(Data items)
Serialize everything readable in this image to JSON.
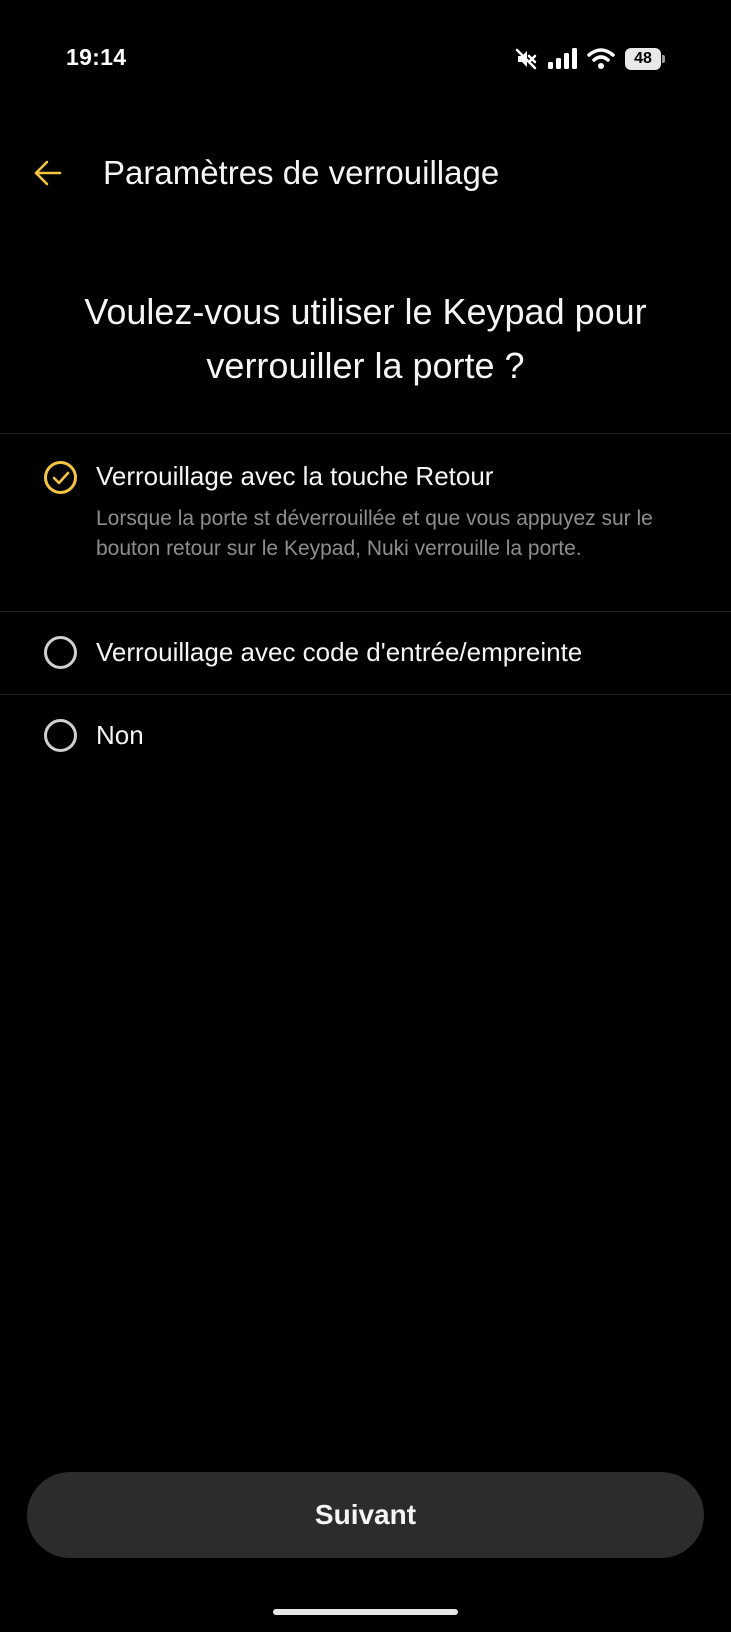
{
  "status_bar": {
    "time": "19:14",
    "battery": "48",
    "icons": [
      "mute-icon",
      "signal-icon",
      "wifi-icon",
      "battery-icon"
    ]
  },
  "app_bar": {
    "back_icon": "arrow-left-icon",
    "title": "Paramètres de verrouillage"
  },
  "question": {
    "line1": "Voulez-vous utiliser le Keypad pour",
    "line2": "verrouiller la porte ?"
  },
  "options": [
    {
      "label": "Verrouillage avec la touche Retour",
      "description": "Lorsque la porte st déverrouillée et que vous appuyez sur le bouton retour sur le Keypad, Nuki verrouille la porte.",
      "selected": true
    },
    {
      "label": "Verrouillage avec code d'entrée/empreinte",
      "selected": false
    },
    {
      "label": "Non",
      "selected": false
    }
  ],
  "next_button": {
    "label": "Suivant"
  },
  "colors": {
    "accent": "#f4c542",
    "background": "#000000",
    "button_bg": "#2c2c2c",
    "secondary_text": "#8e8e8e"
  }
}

▶ **Given exercise**
All preceding records should be duplicated verbatim, images excepted.

▶ **Exercise solution**
Serialize everything readable in this image to JSON.
{
  "status_bar": {
    "time": "19:14",
    "battery": "48",
    "icons": [
      "mute-icon",
      "signal-icon",
      "wifi-icon",
      "battery-icon"
    ]
  },
  "app_bar": {
    "back_icon": "arrow-left-icon",
    "title": "Paramètres de verrouillage"
  },
  "question": {
    "line1": "Voulez-vous utiliser le Keypad pour",
    "line2": "verrouiller la porte ?"
  },
  "options": [
    {
      "label": "Verrouillage avec la touche Retour",
      "description": "Lorsque la porte st déverrouillée et que vous appuyez sur le bouton retour sur le Keypad, Nuki verrouille la porte.",
      "selected": true
    },
    {
      "label": "Verrouillage avec code d'entrée/empreinte",
      "selected": false
    },
    {
      "label": "Non",
      "selected": false
    }
  ],
  "next_button": {
    "label": "Suivant"
  },
  "colors": {
    "accent": "#f4c542",
    "background": "#000000",
    "button_bg": "#2c2c2c",
    "secondary_text": "#8e8e8e"
  }
}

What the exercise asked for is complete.